[Records from a dataset]

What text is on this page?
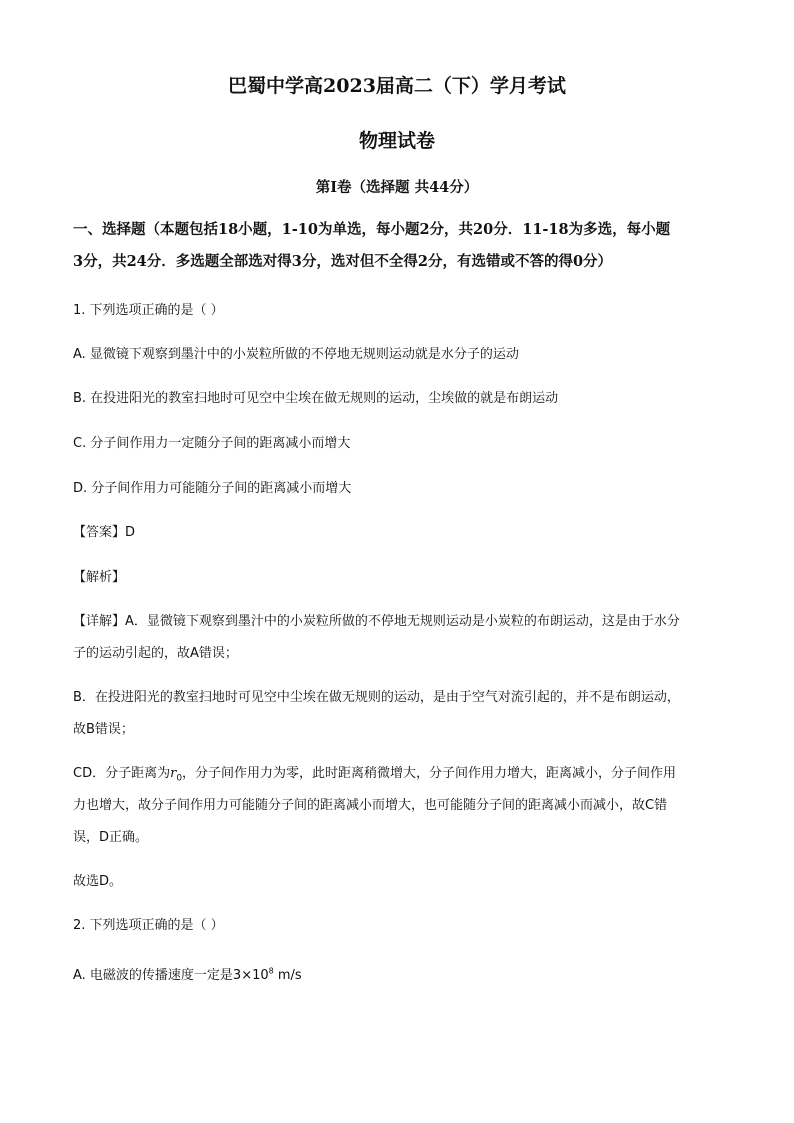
巴蜀中学高2023届高二（下）学月考试
物理试卷
第Ⅰ卷（选择题 共44分）
一、选择题（本题包括18小题，1-10为单选，每小题2分，共20分．11-18为多选，每小题
3分，共24分．多选题全部选对得3分，选对但不全得2分，有选错或不答的得0分）
1. 下列选项正确的是（ ）
A. 显微镜下观察到墨汁中的小炭粒所做的不停地无规则运动就是水分子的运动
B. 在投进阳光的教室扫地时可见空中尘埃在做无规则的运动，尘埃做的就是布朗运动
C. 分子间作用力一定随分子间的距离减小而增大
D. 分子间作用力可能随分子间的距离减小而增大
【答案】D
【解析】
【详解】A．显微镜下观察到墨汁中的小炭粒所做的不停地无规则运动是小炭粒的布朗运动，这是由于水分
子的运动引起的，故A错误；
B．在投进阳光的教室扫地时可见空中尘埃在做无规则的运动，是由于空气对流引起的，并不是布朗运动，
故B错误；
CD．分子距离为$r_0$，分子间作用力为零，此时距离稍微增大，分子间作用力增大，距离减小，分子间作用
力也增大，故分子间作用力可能随分子间的距离减小而增大，也可能随分子间的距离减小而减小，故C错
误，D正确。
故选D。
2. 下列选项正确的是（ ）
A. 电磁波的传播速度一定是$3\times 10^8$ m/s
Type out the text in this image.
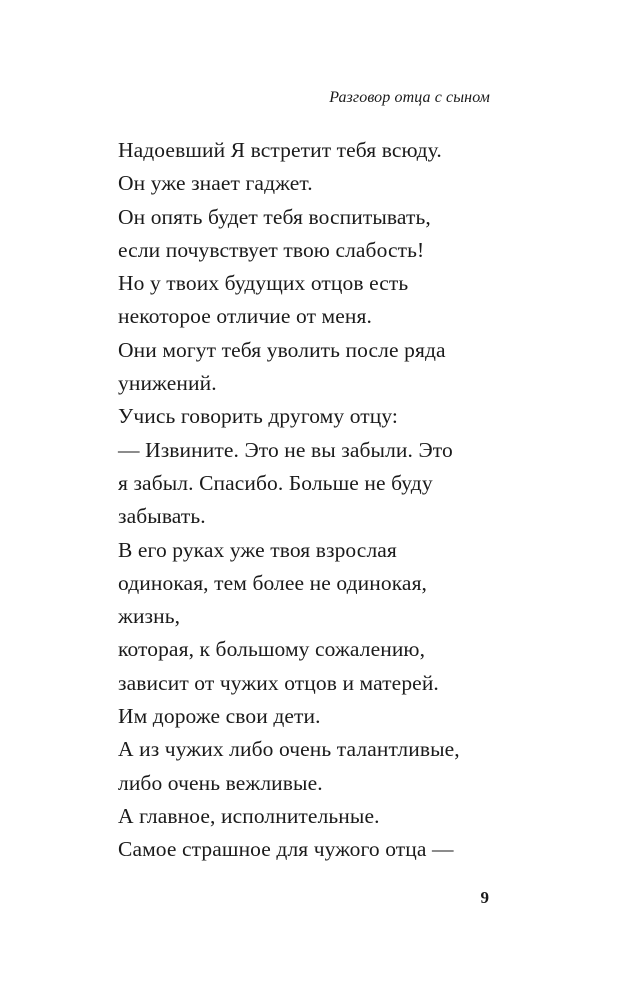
Разговор отца с сыном
Надоевший Я встретит тебя всюду.
Он уже знает гаджет.
Он опять будет тебя воспитывать,
если почувствует твою слабость!
Но у твоих будущих отцов есть
некоторое отличие от меня.
Они могут тебя уволить после ряда
унижений.
Учись говорить другому отцу:
— Извините. Это не вы забыли. Это
я забыл. Спасибо. Больше не буду
забывать.
В его руках уже твоя взрослая
одинокая, тем более не одинокая,
жизнь,
которая, к большому сожалению,
зависит от чужих отцов и матерей.
Им дороже свои дети.
А из чужих либо очень талантливые,
либо очень вежливые.
А главное, исполнительные.
Самое страшное для чужого отца —
9
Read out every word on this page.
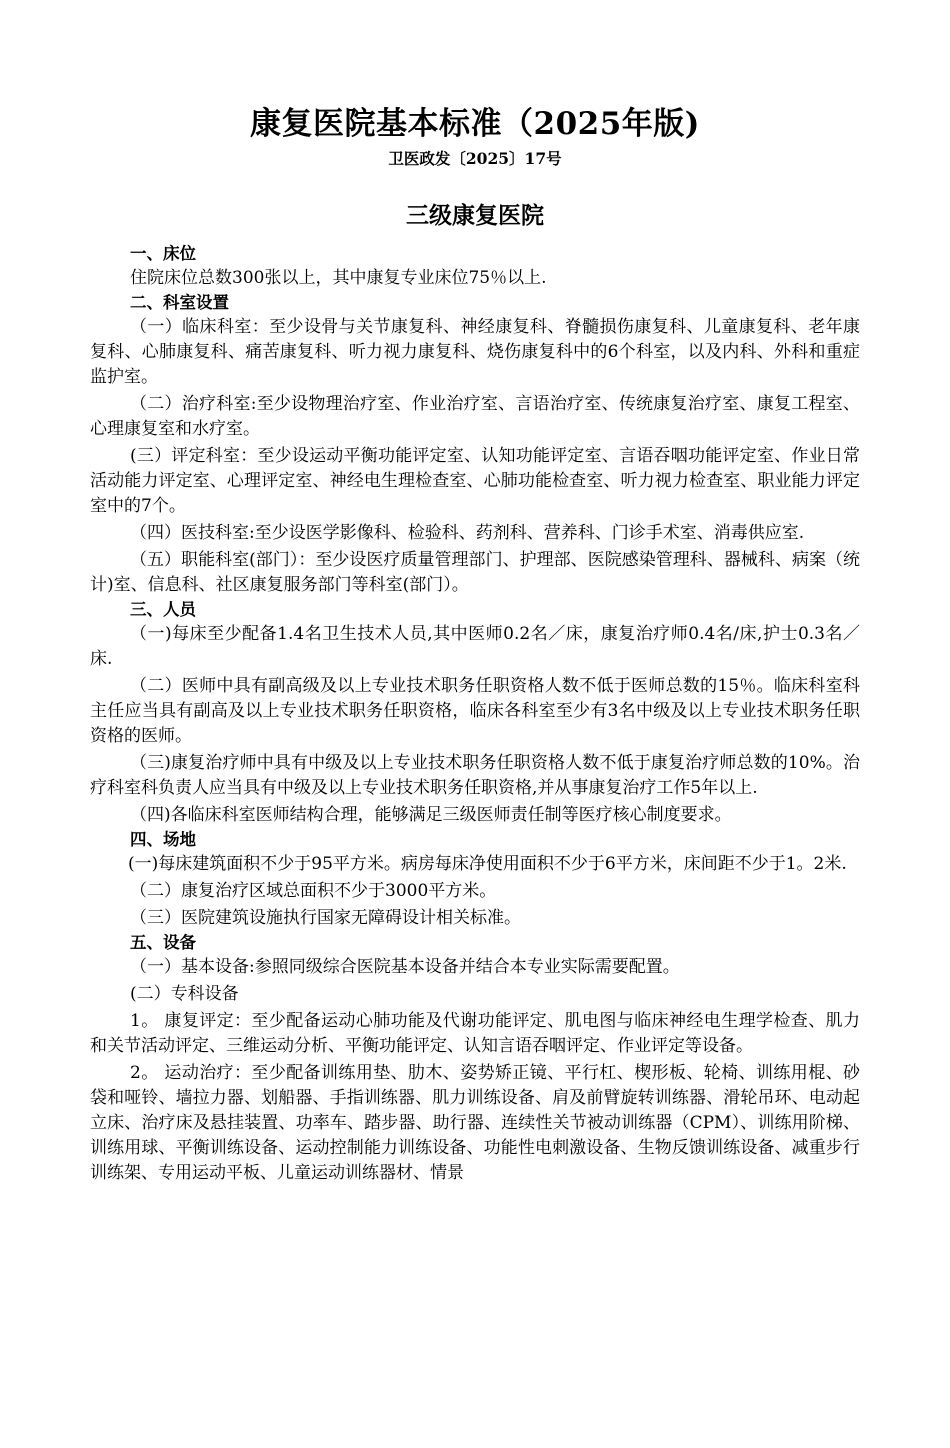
康复医院基本标准（2025年版)
卫医政发〔2025〕17号
三级康复医院
一、床位

住院床位总数300张以上，其中康复专业床位75％以上.

二、科室设置

（一）临床科室：至少设骨与关节康复科、神经康复科、脊髓损伤康复科、儿童康复科、老年康复科、心肺康复科、痛苦康复科、听力视力康复科、烧伤康复科中的6个科室，以及内科、外科和重症监护室。

（二）治疗科室:至少设物理治疗室、作业治疗室、言语治疗室、传统康复治疗室、康复工程室、心理康复室和水疗室。

(三）评定科室：至少设运动平衡功能评定室、认知功能评定室、言语吞咽功能评定室、作业日常活动能力评定室、心理评定室、神经电生理检查室、心肺功能检查室、听力视力检查室、职业能力评定室中的7个。

（四）医技科室:至少设医学影像科、检验科、药剂科、营养科、门诊手术室、消毒供应室.

（五）职能科室(部门）：至少设医疗质量管理部门、护理部、医院感染管理科、器械科、病案（统计)室、信息科、社区康复服务部门等科室(部门）。

三、人员

（一)每床至少配备1.4名卫生技术人员,其中医师0.2名／床，康复治疗师0.4名/床,护士0.3名／床.

（二）医师中具有副高级及以上专业技术职务任职资格人数不低于医师总数的15％。临床科室科主任应当具有副高及以上专业技术职务任职资格，临床各科室至少有3名中级及以上专业技术职务任职资格的医师。

（三)康复治疗师中具有中级及以上专业技术职务任职资格人数不低于康复治疗师总数的10%。治疗科室科负责人应当具有中级及以上专业技术职务任职资格,并从事康复治疗工作5年以上.

（四)各临床科室医师结构合理，能够满足三级医师责任制等医疗核心制度要求。

四、场地

(一)每床建筑面积不少于95平方米。病房每床净使用面积不少于6平方米，床间距不少于1。2米.

（二）康复治疗区域总面积不少于3000平方米。

（三）医院建筑设施执行国家无障碍设计相关标准。

五、设备

（一）基本设备:参照同级综合医院基本设备并结合本专业实际需要配置。

(二）专科设备

1。 康复评定：至少配备运动心肺功能及代谢功能评定、肌电图与临床神经电生理学检查、肌力和关节活动评定、三维运动分析、平衡功能评定、认知言语吞咽评定、作业评定等设备。

2。 运动治疗：至少配备训练用垫、肋木、姿势矫正镜、平行杠、楔形板、轮椅、训练用棍、砂袋和哑铃、墙拉力器、划船器、手指训练器、肌力训练设备、肩及前臂旋转训练器、滑轮吊环、电动起立床、治疗床及悬挂装置、功率车、踏步器、助行器、连续性关节被动训练器（CPM）、训练用阶梯、训练用球、平衡训练设备、运动控制能力训练设备、功能性电刺激设备、生物反馈训练设备、减重步行训练架、专用运动平板、儿童运动训练器材、情景
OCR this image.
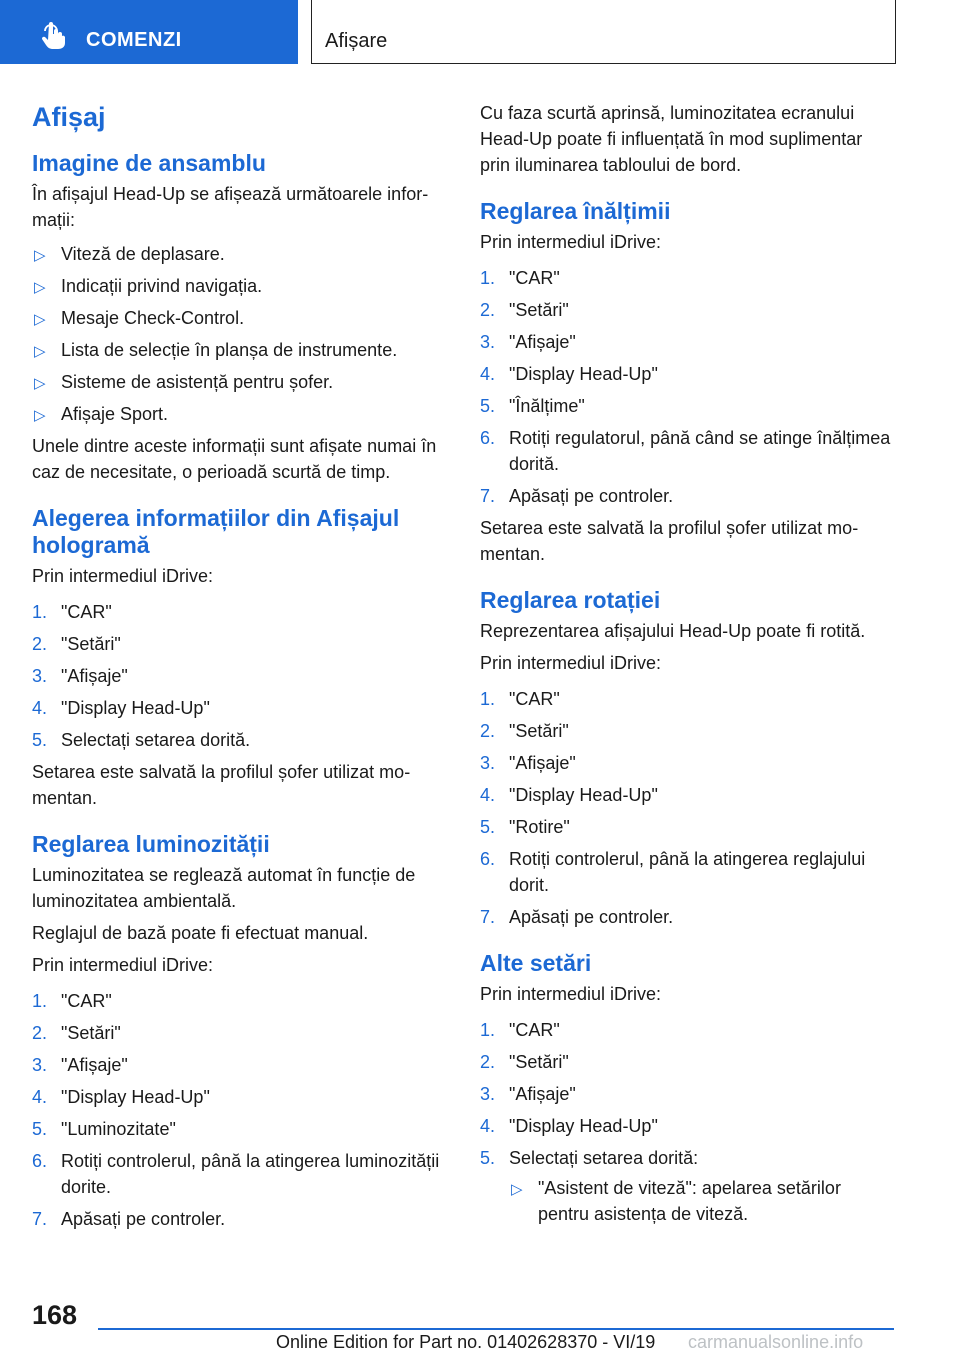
COMENZI	Afișare
Afișaj
Imagine de ansamblu

În afișajul Head-Up se afișează următoarele informații:

▷ Viteză de deplasare.
▷ Indicații privind navigația.
▷ Mesaje Check-Control.
▷ Lista de selecție în planșa de instrumente.
▷ Sisteme de asistență pentru șofer.
▷ Afișaje Sport.

Unele dintre aceste informații sunt afișate numai în caz de necesitate, o perioadă scurtă de timp.

Alegerea informațiilor din Afișajul hologramă

Prin intermediul iDrive:

1. "CAR"
2. "Setări"
3. "Afișaje"
4. "Display Head-Up"
5. Selectați setarea dorită.

Setarea este salvată la profilul șofer utilizat momentan.

Reglarea luminozității

Luminozitatea se reglează automat în funcție de luminozitatea ambientală.

Reglajul de bază poate fi efectuat manual.

Prin intermediul iDrive:

1. "CAR"
2. "Setări"
3. "Afișaje"
4. "Display Head-Up"
5. "Luminozitate"
6. Rotiți controlerul, până la atingerea luminozității dorite.
7. Apăsați pe controler.

Cu faza scurtă aprinsă, luminozitatea ecranului Head-Up poate fi influențată în mod suplimentar prin iluminarea tabloului de bord.

Reglarea înălțimii

Prin intermediul iDrive:

1. "CAR"
2. "Setări"
3. "Afișaje"
4. "Display Head-Up"
5. "Înălțime"
6. Rotiți regulatorul, până când se atinge înălțimea dorită.
7. Apăsați pe controler.

Setarea este salvată la profilul șofer utilizat momentan.

Reglarea rotației

Reprezentarea afișajului Head-Up poate fi rotită.

Prin intermediul iDrive:

1. "CAR"
2. "Setări"
3. "Afișaje"
4. "Display Head-Up"
5. "Rotire"
6. Rotiți controlerul, până la atingerea reglajului dorit.
7. Apăsați pe controler.
Alte setări

Prin intermediul iDrive:

1. "CAR"
2. "Setări"
3. "Afișaje"
4. "Display Head-Up"
5. Selectați setarea dorită:
▷ "Asistent de viteză": apelarea setărilor pentru asistența de viteză.
168
Online Edition for Part no. 01402628370 - VI/19 carmanualsonline.info
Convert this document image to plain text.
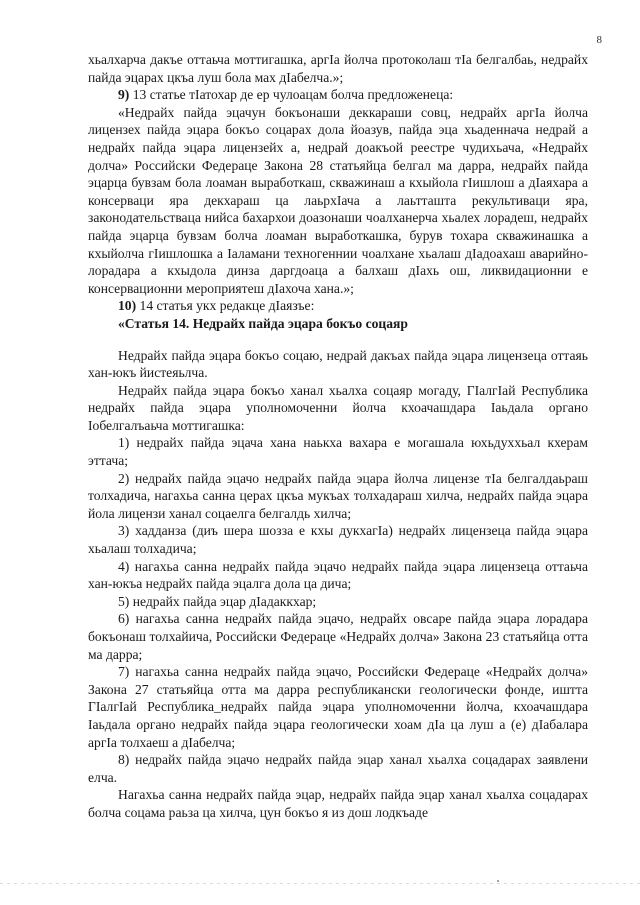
8

хьалхарча дакъе оттаьча моттигашка, аргIа йолча протоколаш тIа белгалбаь, недрайх пайда эцарах цкъа луш бола мах дIабелча.»;

9) 13 статье тIатохар де ер чулоацам болча предложенеца:

«Недрайх пайда эцачун бокъонаши деккараши совц, недрайх аргIа йолча лицензех пайда эцара бокъо соцарах дола йоазув, пайда эца хьаденнача недрай а недрайх пайда эцара лицензейх а, недрай доакъой реестре чудихьача, «Недрайх долча» Российски Федераце Закона 28 статьяйца белгал ма дарра, недрайх пайда эцарца бувзам бола лоаман выработкаш, скважинаш а кхыйола гIишлош а дIаяхара а консерваци яра декхараш ца лаьрхIача а лаьтташта рекультиваци яра, законодательстваца нийса бахархои доазонаши чоалханерча хьалех лорадеш, недрайх пайда эцарца бувзам болча лоаман выработкашка, бурув тохара скважинашка а кхыйолча гIишлошка а Iаламани техногеннии чоалхане хьалаш дIадоахаш аварийно-лорадара а кхыдола динза даргдоаца а балхаш дIахь ош, ликвидационни е консервационни мероприятеш дIахочa хана.»;

10) 14 статья укх редакце дIаязъе:

«Статья 14. Недрайх пайда эцара бокъо соцаяр

Недрайх пайда эцара бокъо соцаю, недрай дакъах пайда эцара лицензеца оттаяь хан-юкъ йистеяьлча.

Недрайх пайда эцара бокъо ханал хьалха соцаяр могаду, ГIалгIай Республика недрайх пайда эцара уполномоченни йолча кхоачашдара Iаьдала органо Iобелгалъаьча моттигашка:

1) недрайх пайда эцача хана наькха вахара е могашала юхьдуххьал кхерам эттача;

2) недрайх пайда эцачо недрайх пайда эцара йолча лицензе тIа белгалдаьраш толхадича, нагахьа санна церах цкъа мукъах толхадараш хилча, недрайх пайда эцара йола лицензи ханал соцаелга белгалдь хилча;

3) хадданза (диъ шера шозза е кхы дукхагIа) недрайх лицензеца пайда эцара хьалаш толхадича;

4) нагахьа санна недрайх пайда эцачо недрайх пайда эцара лицензеца оттаьча хан-юкъа недрайх пайда эцалга дола ца дича;

5) недрайх пайда эцар дIадаккхар;

6) нагахьа санна недрайх пайда эцачо, недрайх овсаре пайда эцара лорадара бокъонаш толхайича, Российски Федераце «Недрайх долча» Закона 23 статьяйца отта ма дарра;

7) нагахьа санна недрайх пайда эцачо, Российски Федераце «Недрайх долча» Закона 27 статьяйца отта ма дарра республикански геологически фонде, иштта ГIалгIай Республика_недрайх пайда эцара уполномоченни йолча, кхоачашдара Iаьдала органо недрайх пайда эцара геологически хоам дIа ца луш а (е) дIабалара аргIа толхаеш а дIабелча;

8) недрайх пайда эцачо недрайх пайда эцар ханал хьалха соцадарах заявлени елча.

Нагахьа санна недрайх пайда эцар, недрайх пайда эцар ханал хьалха соцадарах болча соцама раьза ца хилча, цун бокъо я из дош лодкъаде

### To be done
Write down only how many lines in the listing contain the word "ханал".

### Solution to the exercise
4